- [Exercise goal] Every line that contains the word "equipment" should be copied out.

- [Raw data]
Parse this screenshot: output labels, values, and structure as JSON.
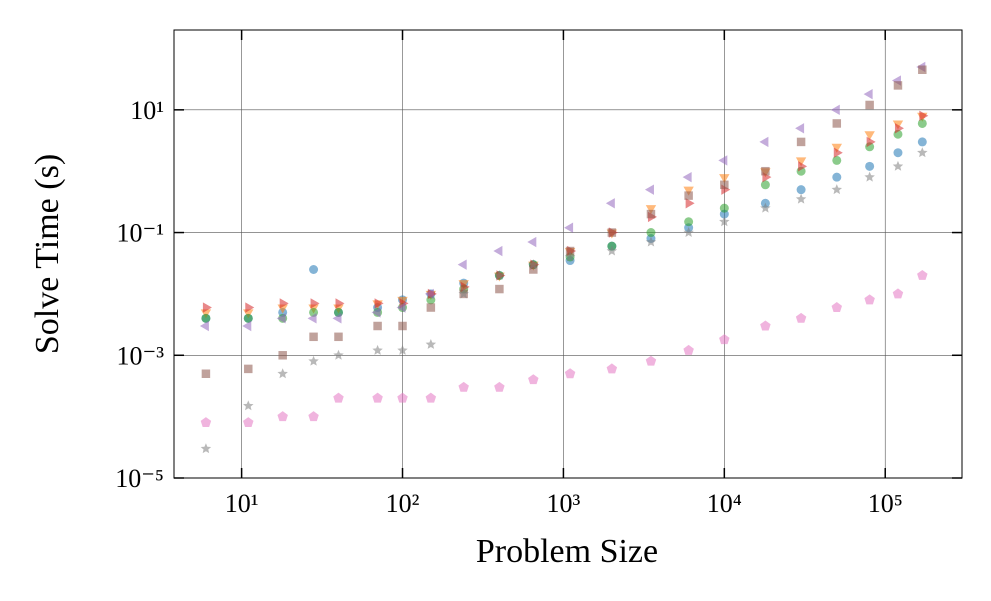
{
  "chart_data": {
    "type": "scatter",
    "xlabel": "Problem Size",
    "ylabel": "Solve Time (s)",
    "xscale": "log",
    "yscale": "log",
    "grid": true,
    "xlim": [
      3.8,
      300000
    ],
    "ylim": [
      1e-05,
      200
    ],
    "xticks": [
      {
        "value": 10,
        "label": "10¹"
      },
      {
        "value": 100,
        "label": "10²"
      },
      {
        "value": 1000,
        "label": "10³"
      },
      {
        "value": 10000,
        "label": "10⁴"
      },
      {
        "value": 100000,
        "label": "10⁵"
      }
    ],
    "yticks": [
      {
        "value": 1e-05,
        "label": "10⁻⁵"
      },
      {
        "value": 0.001,
        "label": "10⁻³"
      },
      {
        "value": 0.1,
        "label": "10⁻¹"
      },
      {
        "value": 10,
        "label": "10¹"
      }
    ],
    "x": [
      6,
      11,
      18,
      28,
      40,
      70,
      100,
      150,
      240,
      400,
      650,
      1100,
      2000,
      3500,
      6000,
      10000,
      18000,
      30000,
      50000,
      80000,
      120000,
      170000
    ],
    "series": [
      {
        "color": "#1f77b4",
        "marker": "circle",
        "values": [
          0.004,
          0.004,
          0.005,
          0.025,
          0.005,
          0.006,
          0.008,
          0.01,
          0.015,
          0.02,
          0.03,
          0.035,
          0.06,
          0.08,
          0.12,
          0.2,
          0.3,
          0.5,
          0.8,
          1.2,
          2,
          3
        ]
      },
      {
        "color": "#ff7f0e",
        "marker": "triangle-down",
        "values": [
          0.005,
          0.005,
          0.006,
          0.006,
          0.006,
          0.007,
          0.008,
          0.01,
          0.015,
          0.02,
          0.03,
          0.05,
          0.1,
          0.25,
          0.5,
          0.8,
          1,
          1.5,
          2.5,
          4,
          6,
          8
        ]
      },
      {
        "color": "#2ca02c",
        "marker": "circle",
        "values": [
          0.004,
          0.004,
          0.004,
          0.005,
          0.005,
          0.005,
          0.006,
          0.008,
          0.012,
          0.02,
          0.03,
          0.04,
          0.06,
          0.1,
          0.15,
          0.25,
          0.6,
          1,
          1.5,
          2.5,
          4,
          6
        ]
      },
      {
        "color": "#d62728",
        "marker": "triangle-right",
        "values": [
          0.006,
          0.006,
          0.007,
          0.007,
          0.007,
          0.007,
          0.007,
          0.01,
          0.013,
          0.02,
          0.03,
          0.05,
          0.1,
          0.18,
          0.3,
          0.5,
          0.8,
          1.2,
          2,
          3,
          5,
          8
        ]
      },
      {
        "color": "#9467bd",
        "marker": "triangle-left",
        "values": [
          0.003,
          0.003,
          0.004,
          0.004,
          0.004,
          0.005,
          0.006,
          0.01,
          0.03,
          0.05,
          0.07,
          0.12,
          0.3,
          0.5,
          0.8,
          1.5,
          3,
          5,
          10,
          18,
          30,
          50
        ]
      },
      {
        "color": "#8c564b",
        "marker": "square",
        "values": [
          0.0005,
          0.0006,
          0.001,
          0.002,
          0.002,
          0.003,
          0.003,
          0.006,
          0.01,
          0.012,
          0.025,
          0.05,
          0.1,
          0.2,
          0.4,
          0.6,
          1,
          3,
          6,
          12,
          25,
          45
        ]
      },
      {
        "color": "#e377c2",
        "marker": "pentagon",
        "values": [
          8e-05,
          8e-05,
          0.0001,
          0.0001,
          0.0002,
          0.0002,
          0.0002,
          0.0002,
          0.0003,
          0.0003,
          0.0004,
          0.0005,
          0.0006,
          0.0008,
          0.0012,
          0.0018,
          0.003,
          0.004,
          0.006,
          0.008,
          0.01,
          0.02
        ]
      },
      {
        "color": "#7f7f7f",
        "marker": "star",
        "values": [
          3e-05,
          0.00015,
          0.0005,
          0.0008,
          0.001,
          0.0012,
          0.0012,
          0.0015,
          0.01,
          0.02,
          0.03,
          0.04,
          0.05,
          0.07,
          0.1,
          0.15,
          0.25,
          0.35,
          0.5,
          0.8,
          1.2,
          2
        ]
      }
    ]
  }
}
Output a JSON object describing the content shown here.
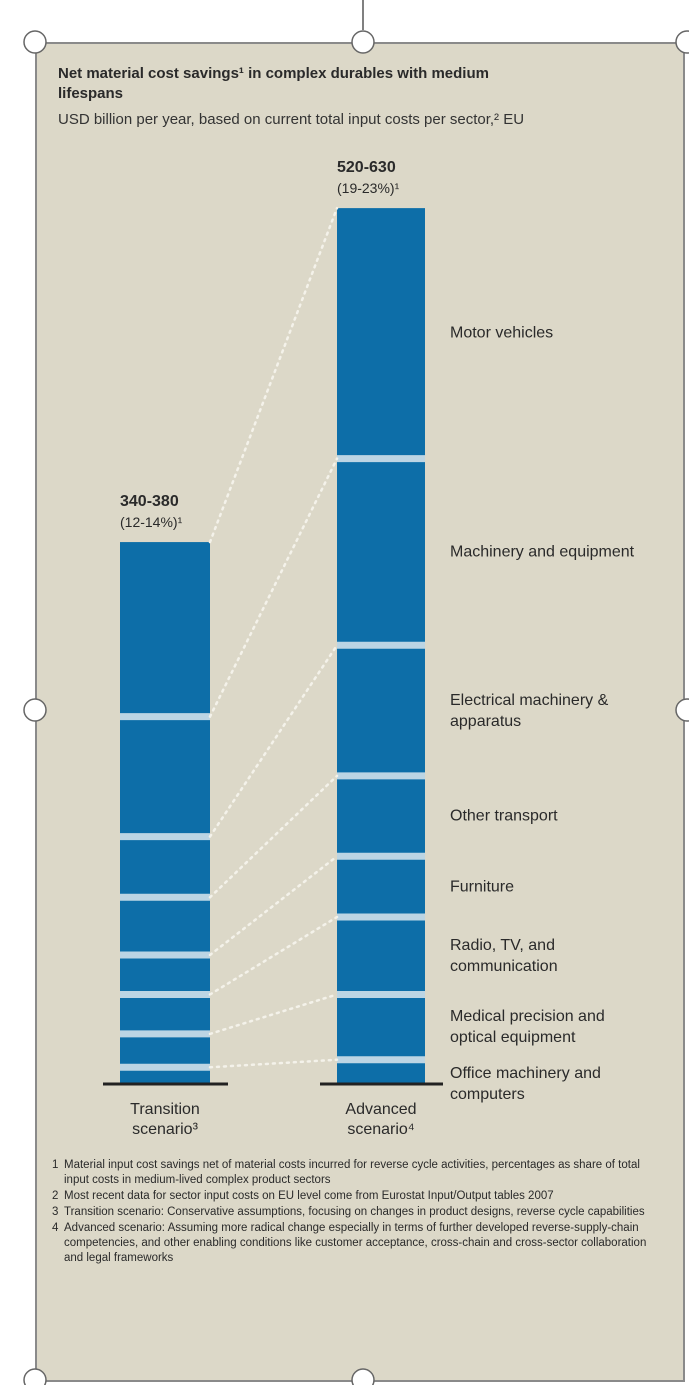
{
  "chart_data": {
    "type": "stacked_bar",
    "title": "Net material cost savings¹ in complex durables with medium lifespans",
    "subtitle": "USD billion per year, based on current total input costs per sector,² EU",
    "categories": [
      "Transition scenario³",
      "Advanced scenario⁴"
    ],
    "totals": [
      "340-380",
      "520-630"
    ],
    "total_shares": [
      "(12-14%)¹",
      "(19-23%)¹"
    ],
    "color": "#0d6ea8",
    "series": [
      {
        "name": "Motor vehicles",
        "values": [
          115,
          165
        ]
      },
      {
        "name": "Machinery and equipment",
        "values": [
          79,
          123
        ]
      },
      {
        "name": "Electrical machinery & apparatus",
        "values": [
          40,
          86
        ]
      },
      {
        "name": "Other transport",
        "values": [
          38,
          53
        ]
      },
      {
        "name": "Furniture",
        "values": [
          26,
          40
        ]
      },
      {
        "name": "Radio, TV, and communication",
        "values": [
          26,
          51
        ]
      },
      {
        "name": "Medical precision and optical equipment",
        "values": [
          22,
          43
        ]
      },
      {
        "name": "Office machinery and computers",
        "values": [
          11,
          16
        ]
      }
    ],
    "footnotes": [
      {
        "number": "1",
        "text": "Material input cost savings net of material costs incurred for reverse cycle activities, percentages as share of total input costs in medium-lived complex product sectors"
      },
      {
        "number": "2",
        "text": "Most recent data for sector input costs on EU level come from Eurostat Input/Output tables 2007"
      },
      {
        "number": "3",
        "text": "Transition scenario: Conservative assumptions, focusing on changes in product designs, reverse cycle capabilities"
      },
      {
        "number": "4",
        "text": "Advanced scenario: Assuming more radical change especially in terms of further developed reverse-supply-chain competencies, and other enabling conditions like customer acceptance, cross-chain and cross-sector collaboration and legal frameworks"
      }
    ]
  }
}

- [Complete response]
        "name": "Machinery and equipment",
        "name": "Medical precision and optical equipment",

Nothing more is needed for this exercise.